Instructions for the task | Give the count of lines in the data that include "tertulis", with no other words.

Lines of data
########

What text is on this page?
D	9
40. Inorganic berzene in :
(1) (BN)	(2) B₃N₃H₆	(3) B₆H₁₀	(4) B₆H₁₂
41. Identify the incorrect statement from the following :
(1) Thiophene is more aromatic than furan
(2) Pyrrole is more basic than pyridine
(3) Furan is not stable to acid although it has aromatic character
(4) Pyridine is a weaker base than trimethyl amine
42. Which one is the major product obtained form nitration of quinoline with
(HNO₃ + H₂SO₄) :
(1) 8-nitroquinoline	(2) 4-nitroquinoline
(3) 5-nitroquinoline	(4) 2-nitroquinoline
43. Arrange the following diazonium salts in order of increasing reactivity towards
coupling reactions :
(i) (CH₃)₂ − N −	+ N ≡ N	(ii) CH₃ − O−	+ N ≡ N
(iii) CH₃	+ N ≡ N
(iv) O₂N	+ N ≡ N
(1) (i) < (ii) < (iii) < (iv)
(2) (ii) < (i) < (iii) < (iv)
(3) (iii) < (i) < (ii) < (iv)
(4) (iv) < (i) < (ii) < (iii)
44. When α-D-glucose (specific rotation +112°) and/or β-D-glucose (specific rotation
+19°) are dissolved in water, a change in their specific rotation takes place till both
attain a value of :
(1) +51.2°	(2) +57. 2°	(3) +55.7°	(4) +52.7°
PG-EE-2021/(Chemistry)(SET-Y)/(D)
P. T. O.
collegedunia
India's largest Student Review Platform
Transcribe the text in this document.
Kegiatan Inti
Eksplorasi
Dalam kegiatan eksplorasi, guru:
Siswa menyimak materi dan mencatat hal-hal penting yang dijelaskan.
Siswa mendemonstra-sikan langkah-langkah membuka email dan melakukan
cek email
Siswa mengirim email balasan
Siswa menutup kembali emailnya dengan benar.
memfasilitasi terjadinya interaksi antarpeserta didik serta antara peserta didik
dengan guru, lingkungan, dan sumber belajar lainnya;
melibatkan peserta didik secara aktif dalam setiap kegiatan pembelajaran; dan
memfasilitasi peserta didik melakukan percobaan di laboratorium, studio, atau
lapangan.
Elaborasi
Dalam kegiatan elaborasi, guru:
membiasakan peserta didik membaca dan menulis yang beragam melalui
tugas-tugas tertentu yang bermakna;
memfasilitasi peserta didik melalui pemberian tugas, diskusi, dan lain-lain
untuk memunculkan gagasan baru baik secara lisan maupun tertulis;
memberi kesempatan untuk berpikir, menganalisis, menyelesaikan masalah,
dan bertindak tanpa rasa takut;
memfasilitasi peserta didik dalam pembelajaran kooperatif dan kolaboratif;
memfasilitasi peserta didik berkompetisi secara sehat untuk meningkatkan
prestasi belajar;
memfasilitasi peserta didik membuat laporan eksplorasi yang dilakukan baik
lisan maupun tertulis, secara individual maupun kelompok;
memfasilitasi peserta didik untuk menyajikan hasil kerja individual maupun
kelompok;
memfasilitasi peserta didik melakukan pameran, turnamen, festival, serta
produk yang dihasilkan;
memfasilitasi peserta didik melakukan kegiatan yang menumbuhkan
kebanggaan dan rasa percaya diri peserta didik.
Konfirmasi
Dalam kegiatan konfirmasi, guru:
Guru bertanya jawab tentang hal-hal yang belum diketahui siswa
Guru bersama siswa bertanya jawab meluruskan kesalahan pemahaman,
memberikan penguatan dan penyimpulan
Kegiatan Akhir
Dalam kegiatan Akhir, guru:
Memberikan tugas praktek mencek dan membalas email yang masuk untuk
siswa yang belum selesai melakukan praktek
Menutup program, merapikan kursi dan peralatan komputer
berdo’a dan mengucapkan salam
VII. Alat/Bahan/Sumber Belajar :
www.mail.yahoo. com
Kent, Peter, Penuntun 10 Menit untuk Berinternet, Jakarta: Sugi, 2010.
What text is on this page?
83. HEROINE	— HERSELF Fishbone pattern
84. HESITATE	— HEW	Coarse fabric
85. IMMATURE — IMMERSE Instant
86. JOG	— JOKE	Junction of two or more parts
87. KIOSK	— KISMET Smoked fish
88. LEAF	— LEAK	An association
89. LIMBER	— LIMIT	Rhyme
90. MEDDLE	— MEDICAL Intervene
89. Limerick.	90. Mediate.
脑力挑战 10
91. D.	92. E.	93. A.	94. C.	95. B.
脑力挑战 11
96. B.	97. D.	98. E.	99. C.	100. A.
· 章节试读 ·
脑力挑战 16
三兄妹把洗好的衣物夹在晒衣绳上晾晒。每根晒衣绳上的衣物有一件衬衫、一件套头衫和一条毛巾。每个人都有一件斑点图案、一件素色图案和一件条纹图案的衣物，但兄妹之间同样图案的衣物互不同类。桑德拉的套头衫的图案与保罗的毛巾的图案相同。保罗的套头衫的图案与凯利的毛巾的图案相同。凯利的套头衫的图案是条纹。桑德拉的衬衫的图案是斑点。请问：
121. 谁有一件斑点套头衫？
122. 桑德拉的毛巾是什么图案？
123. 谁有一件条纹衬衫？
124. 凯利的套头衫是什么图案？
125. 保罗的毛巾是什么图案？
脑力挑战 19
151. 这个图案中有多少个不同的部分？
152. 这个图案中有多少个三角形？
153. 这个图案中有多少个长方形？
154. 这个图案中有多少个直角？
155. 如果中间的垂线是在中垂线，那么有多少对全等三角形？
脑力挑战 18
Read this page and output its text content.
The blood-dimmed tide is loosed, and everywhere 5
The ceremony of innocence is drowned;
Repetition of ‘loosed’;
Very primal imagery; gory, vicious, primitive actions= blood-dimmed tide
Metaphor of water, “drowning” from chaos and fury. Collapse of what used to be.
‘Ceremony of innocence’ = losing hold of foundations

########

Result of this exercise | 2